Scan the data below and pick out the lines containing the word "docks".

>>

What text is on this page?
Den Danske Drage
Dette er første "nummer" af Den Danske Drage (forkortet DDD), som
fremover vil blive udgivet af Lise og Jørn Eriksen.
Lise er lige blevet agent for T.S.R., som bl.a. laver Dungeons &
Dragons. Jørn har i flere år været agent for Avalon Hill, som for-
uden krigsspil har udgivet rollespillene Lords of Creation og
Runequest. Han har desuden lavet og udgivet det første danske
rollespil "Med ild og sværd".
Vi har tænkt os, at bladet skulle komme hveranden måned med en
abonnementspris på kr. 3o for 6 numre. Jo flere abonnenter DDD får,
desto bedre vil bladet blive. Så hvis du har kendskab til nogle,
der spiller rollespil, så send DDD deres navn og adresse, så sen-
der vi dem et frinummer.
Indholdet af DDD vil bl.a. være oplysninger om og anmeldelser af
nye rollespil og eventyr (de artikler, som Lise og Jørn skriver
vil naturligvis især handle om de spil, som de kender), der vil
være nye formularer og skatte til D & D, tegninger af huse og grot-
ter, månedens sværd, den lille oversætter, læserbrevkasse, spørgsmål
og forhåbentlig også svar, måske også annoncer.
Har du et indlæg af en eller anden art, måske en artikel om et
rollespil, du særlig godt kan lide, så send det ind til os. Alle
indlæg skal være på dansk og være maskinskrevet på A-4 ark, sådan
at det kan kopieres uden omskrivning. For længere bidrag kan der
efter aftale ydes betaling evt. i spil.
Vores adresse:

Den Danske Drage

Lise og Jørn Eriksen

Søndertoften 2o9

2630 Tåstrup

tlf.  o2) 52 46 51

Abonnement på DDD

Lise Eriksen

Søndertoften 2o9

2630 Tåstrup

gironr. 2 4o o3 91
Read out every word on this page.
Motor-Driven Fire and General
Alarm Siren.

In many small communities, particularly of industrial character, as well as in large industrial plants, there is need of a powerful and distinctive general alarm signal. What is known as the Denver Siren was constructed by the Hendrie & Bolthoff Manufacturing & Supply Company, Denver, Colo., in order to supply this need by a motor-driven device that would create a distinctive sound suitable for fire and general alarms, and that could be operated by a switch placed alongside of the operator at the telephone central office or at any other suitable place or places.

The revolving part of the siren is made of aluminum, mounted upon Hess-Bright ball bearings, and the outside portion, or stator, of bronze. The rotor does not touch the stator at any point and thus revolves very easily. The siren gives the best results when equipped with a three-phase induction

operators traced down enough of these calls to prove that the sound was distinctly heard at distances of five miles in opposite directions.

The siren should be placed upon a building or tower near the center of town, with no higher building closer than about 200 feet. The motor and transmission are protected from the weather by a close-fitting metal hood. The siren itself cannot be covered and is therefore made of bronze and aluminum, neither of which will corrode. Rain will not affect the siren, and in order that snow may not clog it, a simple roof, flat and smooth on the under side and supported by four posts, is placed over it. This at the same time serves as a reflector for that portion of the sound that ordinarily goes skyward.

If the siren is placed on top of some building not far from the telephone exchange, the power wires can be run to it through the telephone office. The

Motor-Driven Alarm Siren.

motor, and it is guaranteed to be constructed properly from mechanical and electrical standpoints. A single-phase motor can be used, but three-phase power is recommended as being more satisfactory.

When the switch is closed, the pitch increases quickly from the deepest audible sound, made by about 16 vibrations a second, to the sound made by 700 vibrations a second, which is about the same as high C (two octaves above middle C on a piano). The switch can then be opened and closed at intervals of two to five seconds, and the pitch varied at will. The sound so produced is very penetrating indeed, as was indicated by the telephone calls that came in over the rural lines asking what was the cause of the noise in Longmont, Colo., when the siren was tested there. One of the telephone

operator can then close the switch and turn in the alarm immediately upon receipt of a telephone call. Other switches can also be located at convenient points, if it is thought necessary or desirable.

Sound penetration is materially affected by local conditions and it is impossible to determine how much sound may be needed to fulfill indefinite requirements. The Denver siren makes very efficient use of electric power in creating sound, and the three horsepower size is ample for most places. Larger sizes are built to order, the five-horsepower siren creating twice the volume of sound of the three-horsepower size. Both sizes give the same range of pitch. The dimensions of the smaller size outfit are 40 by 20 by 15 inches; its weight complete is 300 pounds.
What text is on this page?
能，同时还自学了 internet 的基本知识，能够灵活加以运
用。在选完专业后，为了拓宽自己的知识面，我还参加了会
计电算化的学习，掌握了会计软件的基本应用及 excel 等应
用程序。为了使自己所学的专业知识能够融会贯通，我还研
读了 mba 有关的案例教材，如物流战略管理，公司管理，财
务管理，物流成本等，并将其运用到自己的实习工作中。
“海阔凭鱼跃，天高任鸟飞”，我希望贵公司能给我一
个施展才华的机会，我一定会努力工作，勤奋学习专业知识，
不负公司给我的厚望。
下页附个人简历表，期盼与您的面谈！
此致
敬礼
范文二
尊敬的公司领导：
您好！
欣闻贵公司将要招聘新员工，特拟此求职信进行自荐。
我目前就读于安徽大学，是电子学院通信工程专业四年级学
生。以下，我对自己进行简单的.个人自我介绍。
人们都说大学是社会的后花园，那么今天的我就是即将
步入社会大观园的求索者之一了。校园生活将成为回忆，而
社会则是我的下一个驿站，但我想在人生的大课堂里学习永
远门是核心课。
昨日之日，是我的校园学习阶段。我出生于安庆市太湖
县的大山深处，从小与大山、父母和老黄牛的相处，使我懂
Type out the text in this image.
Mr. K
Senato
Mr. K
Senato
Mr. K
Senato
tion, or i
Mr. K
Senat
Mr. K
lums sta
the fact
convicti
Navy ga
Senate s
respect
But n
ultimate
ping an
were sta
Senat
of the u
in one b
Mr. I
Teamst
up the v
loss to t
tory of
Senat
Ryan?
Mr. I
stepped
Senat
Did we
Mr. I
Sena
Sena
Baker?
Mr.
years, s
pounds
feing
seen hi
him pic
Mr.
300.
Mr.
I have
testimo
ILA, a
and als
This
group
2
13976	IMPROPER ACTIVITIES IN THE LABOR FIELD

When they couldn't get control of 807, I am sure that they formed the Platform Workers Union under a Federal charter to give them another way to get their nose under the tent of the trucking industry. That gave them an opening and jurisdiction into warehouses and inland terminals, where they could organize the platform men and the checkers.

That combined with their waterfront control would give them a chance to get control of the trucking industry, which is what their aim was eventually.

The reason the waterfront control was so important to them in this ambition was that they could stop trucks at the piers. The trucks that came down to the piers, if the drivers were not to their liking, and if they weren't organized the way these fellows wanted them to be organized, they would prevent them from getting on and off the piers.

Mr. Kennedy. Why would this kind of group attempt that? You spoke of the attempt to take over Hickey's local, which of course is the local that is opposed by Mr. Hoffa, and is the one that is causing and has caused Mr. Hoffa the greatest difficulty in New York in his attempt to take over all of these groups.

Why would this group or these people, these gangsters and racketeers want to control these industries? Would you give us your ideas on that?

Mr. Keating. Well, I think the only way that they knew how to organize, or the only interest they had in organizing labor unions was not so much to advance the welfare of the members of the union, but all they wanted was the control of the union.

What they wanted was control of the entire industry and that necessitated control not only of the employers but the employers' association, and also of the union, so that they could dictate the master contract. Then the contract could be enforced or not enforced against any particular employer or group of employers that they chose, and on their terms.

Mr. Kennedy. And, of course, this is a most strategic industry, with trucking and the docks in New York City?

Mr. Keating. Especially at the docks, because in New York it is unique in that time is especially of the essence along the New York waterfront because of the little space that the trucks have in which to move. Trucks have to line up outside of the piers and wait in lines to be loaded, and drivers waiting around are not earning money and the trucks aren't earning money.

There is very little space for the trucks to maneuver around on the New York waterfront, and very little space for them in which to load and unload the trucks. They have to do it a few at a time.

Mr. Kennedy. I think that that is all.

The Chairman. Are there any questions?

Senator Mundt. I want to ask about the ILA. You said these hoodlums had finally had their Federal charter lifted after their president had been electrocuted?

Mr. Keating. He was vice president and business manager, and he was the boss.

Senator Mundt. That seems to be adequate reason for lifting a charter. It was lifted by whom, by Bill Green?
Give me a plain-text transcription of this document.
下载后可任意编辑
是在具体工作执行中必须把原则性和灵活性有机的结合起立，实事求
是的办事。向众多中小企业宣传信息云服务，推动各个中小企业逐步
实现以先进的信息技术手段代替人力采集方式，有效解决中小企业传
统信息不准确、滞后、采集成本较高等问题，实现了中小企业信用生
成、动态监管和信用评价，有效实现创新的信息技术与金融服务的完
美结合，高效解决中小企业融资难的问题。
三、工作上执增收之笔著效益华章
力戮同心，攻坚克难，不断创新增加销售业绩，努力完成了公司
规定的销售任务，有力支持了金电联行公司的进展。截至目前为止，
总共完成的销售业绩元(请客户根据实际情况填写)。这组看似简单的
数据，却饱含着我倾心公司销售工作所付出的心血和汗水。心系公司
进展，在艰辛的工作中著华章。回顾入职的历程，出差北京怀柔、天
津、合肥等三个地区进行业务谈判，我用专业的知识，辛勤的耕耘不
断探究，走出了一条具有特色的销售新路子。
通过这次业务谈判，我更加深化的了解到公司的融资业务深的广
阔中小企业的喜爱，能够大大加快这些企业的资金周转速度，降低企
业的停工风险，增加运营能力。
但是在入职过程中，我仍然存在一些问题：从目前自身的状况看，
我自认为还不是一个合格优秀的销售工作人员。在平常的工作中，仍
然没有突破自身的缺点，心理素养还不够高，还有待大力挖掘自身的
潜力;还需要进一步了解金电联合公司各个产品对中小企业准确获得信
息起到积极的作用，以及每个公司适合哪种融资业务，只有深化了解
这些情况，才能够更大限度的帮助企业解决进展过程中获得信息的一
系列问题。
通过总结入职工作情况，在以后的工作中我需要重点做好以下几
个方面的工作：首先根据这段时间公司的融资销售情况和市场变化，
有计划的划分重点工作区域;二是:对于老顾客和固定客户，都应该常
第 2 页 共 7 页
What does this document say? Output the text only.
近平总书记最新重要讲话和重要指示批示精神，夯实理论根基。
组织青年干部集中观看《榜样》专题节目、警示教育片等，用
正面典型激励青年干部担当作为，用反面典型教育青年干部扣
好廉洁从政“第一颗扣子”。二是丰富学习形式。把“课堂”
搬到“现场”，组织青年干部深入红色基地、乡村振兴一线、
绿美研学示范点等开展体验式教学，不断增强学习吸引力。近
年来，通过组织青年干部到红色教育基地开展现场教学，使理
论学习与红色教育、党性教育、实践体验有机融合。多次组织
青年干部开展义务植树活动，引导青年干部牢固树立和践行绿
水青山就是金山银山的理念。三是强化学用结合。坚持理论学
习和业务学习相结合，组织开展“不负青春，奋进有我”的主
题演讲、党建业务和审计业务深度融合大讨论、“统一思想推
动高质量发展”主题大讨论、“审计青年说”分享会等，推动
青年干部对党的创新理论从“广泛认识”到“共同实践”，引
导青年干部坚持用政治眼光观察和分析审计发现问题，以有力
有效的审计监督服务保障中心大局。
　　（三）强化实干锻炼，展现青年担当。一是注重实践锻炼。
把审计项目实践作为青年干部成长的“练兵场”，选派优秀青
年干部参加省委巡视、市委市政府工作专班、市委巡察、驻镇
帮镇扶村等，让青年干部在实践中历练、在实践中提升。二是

<<

■ RESPONSE:
Mr. Kennedy. And, of course, this is a most strategic industry, with trucking and the docks in New York City?
Mr. Keating. Especially at the docks, because in New York it is unique in that time is especially of the essence along the New York waterfront because of the little space that the trucks have in which to move. Trucks have to line up outside of the piers and wait in lines to be loaded, and drivers waiting around are not earning money and the trucks aren't earning money.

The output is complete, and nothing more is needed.